*** RECORDS FOR THE TASK Section Begins ***

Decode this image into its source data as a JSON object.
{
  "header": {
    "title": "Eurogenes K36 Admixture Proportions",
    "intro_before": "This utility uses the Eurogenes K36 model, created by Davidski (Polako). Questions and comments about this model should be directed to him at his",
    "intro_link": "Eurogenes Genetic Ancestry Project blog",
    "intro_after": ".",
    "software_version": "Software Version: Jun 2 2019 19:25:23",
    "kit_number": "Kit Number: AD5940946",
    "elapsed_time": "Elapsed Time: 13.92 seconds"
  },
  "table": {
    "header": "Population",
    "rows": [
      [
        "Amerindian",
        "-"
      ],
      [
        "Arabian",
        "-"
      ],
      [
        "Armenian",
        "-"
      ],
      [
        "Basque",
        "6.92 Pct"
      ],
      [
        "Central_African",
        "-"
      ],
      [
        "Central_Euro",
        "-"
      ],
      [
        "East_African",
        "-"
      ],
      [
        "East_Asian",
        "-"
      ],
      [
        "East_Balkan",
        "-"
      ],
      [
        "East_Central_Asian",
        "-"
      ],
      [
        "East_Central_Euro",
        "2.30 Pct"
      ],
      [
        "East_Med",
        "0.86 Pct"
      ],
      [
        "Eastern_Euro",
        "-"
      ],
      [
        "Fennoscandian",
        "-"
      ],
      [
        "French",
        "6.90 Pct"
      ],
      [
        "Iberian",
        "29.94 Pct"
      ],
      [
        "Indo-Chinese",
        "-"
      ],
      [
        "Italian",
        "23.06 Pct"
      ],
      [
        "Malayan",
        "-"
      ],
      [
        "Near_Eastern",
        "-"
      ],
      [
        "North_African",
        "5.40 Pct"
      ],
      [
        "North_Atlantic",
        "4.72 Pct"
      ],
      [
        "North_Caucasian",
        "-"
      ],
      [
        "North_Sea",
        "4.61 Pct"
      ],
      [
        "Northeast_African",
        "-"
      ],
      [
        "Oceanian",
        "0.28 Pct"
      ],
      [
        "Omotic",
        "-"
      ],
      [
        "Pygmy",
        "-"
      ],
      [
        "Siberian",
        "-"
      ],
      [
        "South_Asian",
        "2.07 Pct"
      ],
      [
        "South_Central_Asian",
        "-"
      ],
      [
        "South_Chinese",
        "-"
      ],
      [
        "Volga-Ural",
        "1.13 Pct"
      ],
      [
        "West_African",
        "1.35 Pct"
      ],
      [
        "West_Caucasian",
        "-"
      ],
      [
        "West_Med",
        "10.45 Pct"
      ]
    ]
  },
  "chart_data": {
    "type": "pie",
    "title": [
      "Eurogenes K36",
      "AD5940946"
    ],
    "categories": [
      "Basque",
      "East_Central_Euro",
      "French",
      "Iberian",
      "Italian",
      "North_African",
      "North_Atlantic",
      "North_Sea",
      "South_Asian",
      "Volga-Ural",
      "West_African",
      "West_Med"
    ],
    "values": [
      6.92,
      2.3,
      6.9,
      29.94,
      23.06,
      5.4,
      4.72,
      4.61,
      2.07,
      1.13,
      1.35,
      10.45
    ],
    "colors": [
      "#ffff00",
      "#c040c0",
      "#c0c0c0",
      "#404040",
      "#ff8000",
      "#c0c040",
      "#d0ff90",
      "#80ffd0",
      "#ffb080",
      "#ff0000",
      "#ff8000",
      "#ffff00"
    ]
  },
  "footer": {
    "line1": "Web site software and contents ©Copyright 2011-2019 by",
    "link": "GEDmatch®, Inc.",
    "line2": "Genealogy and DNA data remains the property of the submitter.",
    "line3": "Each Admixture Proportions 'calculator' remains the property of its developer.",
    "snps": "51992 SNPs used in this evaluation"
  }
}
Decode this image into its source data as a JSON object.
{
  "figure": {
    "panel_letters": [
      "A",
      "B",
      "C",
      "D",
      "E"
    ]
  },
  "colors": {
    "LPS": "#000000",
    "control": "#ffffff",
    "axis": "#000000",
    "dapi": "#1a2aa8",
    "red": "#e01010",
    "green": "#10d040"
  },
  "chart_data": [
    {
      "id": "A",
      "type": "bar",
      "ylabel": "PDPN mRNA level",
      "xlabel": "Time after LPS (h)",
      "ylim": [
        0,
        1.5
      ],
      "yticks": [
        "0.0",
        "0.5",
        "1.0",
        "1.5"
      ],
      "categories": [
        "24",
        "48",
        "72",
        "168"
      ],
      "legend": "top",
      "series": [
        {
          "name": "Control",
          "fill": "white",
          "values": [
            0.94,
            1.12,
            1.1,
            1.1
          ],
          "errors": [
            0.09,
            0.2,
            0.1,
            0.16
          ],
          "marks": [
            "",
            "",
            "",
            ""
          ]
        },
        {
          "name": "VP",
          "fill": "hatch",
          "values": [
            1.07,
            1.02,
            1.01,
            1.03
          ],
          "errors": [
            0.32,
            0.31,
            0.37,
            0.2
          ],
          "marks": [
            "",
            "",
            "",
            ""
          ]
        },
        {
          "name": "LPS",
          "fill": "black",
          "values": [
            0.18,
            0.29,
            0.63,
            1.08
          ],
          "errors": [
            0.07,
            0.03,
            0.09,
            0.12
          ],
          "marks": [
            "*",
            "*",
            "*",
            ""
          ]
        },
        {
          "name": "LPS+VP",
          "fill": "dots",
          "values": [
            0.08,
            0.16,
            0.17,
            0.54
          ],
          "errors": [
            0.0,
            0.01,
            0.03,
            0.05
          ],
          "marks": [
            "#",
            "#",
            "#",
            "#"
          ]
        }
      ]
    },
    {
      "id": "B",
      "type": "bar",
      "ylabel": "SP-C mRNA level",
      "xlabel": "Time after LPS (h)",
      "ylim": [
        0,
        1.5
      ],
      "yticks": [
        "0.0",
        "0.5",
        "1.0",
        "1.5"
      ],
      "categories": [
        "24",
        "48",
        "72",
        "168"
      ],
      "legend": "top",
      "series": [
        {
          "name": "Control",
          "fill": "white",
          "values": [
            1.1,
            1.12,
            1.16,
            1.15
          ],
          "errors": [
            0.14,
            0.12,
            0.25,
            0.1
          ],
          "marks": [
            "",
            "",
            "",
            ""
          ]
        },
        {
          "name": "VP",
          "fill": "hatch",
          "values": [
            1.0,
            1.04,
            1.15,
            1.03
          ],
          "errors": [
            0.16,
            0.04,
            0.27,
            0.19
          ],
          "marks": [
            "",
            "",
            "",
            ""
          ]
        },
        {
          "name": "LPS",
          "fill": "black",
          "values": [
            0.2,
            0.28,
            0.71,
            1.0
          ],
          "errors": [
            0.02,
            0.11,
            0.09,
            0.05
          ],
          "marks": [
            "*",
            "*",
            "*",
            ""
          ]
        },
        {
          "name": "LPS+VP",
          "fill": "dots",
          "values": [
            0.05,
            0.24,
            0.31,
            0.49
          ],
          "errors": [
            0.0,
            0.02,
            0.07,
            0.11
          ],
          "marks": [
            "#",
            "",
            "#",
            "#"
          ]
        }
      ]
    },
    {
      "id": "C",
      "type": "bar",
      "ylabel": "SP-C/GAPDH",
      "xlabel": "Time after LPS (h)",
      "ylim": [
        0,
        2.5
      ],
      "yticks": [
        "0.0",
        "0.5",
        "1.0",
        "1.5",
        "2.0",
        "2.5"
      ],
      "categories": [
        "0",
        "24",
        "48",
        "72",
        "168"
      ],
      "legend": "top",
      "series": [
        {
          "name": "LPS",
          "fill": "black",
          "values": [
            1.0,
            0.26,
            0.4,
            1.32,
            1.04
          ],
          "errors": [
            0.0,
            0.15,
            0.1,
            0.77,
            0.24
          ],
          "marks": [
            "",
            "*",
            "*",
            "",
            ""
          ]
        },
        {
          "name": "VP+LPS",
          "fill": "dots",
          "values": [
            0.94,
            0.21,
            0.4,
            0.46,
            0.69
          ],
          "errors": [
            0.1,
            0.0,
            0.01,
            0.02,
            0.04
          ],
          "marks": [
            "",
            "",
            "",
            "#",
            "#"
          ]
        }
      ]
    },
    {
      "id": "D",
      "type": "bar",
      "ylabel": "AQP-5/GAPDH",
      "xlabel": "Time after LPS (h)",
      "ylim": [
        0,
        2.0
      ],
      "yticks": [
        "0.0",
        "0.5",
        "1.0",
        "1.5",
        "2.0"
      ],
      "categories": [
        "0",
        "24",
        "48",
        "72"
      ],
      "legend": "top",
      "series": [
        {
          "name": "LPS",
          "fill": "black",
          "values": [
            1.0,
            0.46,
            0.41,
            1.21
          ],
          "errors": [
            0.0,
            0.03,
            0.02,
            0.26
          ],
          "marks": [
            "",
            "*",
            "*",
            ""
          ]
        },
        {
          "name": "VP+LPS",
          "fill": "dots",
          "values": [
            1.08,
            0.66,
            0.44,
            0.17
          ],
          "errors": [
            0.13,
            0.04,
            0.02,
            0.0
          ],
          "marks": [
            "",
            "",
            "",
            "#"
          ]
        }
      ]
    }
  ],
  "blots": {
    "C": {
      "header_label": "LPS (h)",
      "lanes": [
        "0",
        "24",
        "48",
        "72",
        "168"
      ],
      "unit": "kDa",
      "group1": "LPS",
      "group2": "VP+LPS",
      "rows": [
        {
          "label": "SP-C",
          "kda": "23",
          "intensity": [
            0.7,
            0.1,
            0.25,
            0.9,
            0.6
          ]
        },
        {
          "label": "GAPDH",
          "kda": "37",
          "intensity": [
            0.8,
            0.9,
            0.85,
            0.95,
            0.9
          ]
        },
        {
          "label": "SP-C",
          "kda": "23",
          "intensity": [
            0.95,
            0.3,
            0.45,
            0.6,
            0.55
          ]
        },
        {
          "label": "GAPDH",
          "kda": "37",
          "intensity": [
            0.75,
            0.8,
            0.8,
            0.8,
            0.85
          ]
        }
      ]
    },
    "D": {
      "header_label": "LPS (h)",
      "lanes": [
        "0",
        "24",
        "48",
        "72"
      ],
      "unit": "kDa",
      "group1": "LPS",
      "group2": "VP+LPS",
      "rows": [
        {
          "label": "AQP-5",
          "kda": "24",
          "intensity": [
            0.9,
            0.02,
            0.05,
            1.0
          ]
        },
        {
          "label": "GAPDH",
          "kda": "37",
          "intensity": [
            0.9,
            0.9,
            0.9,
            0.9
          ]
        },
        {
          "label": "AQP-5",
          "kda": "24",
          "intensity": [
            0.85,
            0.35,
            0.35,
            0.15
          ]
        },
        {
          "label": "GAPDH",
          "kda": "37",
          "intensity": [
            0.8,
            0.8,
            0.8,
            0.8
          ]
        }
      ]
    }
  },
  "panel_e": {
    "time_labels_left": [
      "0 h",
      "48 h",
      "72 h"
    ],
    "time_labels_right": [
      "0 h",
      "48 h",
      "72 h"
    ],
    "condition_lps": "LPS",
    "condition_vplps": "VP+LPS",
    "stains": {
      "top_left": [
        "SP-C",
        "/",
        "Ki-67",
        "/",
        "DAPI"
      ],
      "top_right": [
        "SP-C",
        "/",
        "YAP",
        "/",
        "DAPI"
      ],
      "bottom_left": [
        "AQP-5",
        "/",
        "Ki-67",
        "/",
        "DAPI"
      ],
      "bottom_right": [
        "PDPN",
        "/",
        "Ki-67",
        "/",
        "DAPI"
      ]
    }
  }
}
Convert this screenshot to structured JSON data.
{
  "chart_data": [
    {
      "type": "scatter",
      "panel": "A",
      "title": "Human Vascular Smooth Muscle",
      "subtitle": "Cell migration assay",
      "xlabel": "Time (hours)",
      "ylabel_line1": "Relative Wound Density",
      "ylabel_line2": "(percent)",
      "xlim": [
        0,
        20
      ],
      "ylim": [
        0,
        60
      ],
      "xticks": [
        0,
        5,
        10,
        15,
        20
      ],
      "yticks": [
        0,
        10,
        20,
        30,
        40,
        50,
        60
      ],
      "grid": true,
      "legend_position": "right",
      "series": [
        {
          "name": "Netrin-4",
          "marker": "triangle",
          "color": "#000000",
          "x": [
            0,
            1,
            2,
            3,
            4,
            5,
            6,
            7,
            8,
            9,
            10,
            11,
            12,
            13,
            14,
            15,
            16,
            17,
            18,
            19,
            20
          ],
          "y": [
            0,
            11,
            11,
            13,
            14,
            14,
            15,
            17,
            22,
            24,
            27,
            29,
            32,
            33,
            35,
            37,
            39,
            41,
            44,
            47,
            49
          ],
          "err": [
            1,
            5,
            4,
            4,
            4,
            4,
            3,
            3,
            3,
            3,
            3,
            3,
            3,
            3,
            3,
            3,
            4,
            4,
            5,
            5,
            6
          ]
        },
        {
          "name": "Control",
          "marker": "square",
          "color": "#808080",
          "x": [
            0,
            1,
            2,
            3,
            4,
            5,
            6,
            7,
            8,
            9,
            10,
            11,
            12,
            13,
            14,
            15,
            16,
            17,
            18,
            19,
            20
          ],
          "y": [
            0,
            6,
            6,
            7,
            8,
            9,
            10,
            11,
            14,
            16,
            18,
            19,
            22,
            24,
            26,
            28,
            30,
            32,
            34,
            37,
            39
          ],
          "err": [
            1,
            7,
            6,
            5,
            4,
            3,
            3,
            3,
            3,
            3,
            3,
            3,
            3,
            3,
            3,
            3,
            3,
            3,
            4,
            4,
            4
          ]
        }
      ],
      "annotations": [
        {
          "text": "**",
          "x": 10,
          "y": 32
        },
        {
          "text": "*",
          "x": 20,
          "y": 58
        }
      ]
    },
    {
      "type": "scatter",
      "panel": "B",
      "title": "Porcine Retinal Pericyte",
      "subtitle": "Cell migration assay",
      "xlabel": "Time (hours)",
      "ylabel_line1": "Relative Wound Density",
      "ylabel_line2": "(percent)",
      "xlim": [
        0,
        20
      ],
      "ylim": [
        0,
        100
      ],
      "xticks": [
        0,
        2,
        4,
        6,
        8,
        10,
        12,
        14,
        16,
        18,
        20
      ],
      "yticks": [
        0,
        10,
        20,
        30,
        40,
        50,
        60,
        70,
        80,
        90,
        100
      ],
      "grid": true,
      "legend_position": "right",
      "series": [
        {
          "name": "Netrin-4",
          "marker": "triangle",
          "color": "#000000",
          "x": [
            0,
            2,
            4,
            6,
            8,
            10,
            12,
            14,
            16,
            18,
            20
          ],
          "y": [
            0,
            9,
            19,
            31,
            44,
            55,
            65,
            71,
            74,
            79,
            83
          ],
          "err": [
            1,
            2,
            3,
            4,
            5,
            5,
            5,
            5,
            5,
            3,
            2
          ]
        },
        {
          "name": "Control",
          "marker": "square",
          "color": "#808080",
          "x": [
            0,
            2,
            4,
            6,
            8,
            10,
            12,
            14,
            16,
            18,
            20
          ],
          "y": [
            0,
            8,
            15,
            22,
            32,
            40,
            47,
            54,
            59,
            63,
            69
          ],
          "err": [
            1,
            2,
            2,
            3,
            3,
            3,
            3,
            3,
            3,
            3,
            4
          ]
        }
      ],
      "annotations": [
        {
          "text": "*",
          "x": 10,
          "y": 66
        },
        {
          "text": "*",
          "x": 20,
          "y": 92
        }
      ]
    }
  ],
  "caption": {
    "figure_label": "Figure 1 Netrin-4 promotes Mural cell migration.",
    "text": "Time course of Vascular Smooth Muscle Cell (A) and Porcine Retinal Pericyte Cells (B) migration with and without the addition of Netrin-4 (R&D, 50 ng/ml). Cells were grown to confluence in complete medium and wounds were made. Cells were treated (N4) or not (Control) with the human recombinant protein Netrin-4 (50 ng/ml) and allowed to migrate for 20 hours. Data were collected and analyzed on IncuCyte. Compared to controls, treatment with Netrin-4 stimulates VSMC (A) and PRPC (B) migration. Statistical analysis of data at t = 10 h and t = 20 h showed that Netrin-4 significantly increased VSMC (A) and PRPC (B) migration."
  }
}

*** RECORDS FOR THE TASK Section Ends ***

WORK ITEM
For every line of the records that has the word "Retinal" in it, make a copy.

FINAL ANSWER
      "title": "Porcine Retinal Pericyte",
    "text": "Time course of Vascular Smooth Muscle Cell (A) and Porcine Retinal Pericyte Cells (B) migration with and without the addition of Netrin-4 (R&D, 50 ng/ml). Cells were grown to confluence in complete medium and wounds were made. Cells were treated (N4) or not (Control) with the human recombinant protein Netrin-4 (50 ng/ml) and allowed to migrate for 20 hours. Data were collected and analyzed on IncuCyte. Compared to controls, treatment with Netrin-4 stimulates VSMC (A) and PRPC (B) migration. Statistical analysis of data at t = 10 h and t = 20 h showed that Netrin-4 significantly increased VSMC (A) and PRPC (B) migration."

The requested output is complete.